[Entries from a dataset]
--------
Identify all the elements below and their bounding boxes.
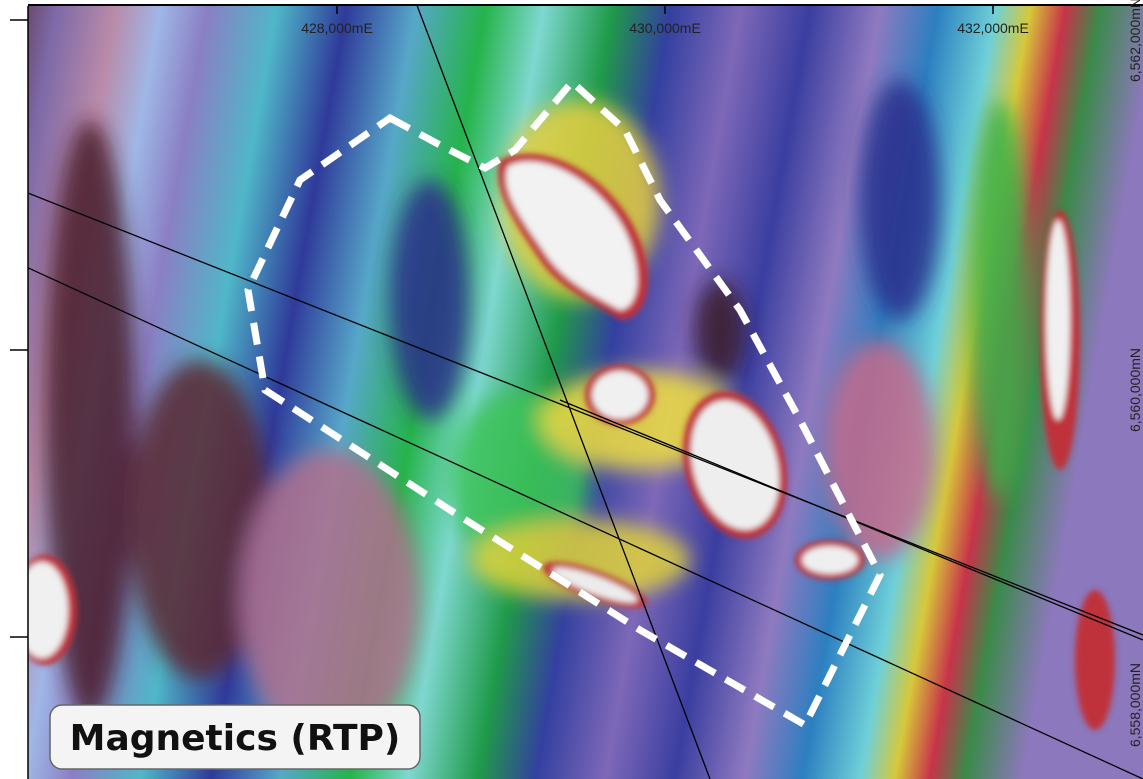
- map-title: Magnetics (RTP): [70, 718, 401, 759]
- target-outline: [244, 76, 884, 730]
- northing-label: 6,558,000mN: [1127, 663, 1143, 747]
- easting-label: 430,000mE: [629, 20, 701, 36]
- northing-label: 6,562,000mN: [1127, 0, 1143, 82]
- northing-label: 6,560,000mN: [1127, 348, 1143, 432]
- top-border: [0, 0, 1143, 6]
- easting-label: 432,000mE: [957, 20, 1029, 36]
- left-border: [10, 6, 28, 779]
- title-box: [49, 704, 421, 770]
- easting-label: 428,000mE: [301, 20, 373, 36]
--------
| WORK TO COMPLETE |
Please change every "northing-label" in the rows above to "northing-tag", keeping everything else the same. Leave the pictures out of your answer.

| OUTPUT OF THE EXERCISE |
Identify all the elements below and their bounding boxes.
- map-title: Magnetics (RTP): [70, 718, 401, 759]
- target-outline: [244, 76, 884, 730]
- northing-tag: 6,558,000mN: [1127, 663, 1143, 747]
- easting-label: 430,000mE: [629, 20, 701, 36]
- northing-tag: 6,562,000mN: [1127, 0, 1143, 82]
- northing-tag: 6,560,000mN: [1127, 348, 1143, 432]
- top-border: [0, 0, 1143, 6]
- easting-label: 432,000mE: [957, 20, 1029, 36]
- left-border: [10, 6, 28, 779]
- title-box: [49, 704, 421, 770]
- easting-label: 428,000mE: [301, 20, 373, 36]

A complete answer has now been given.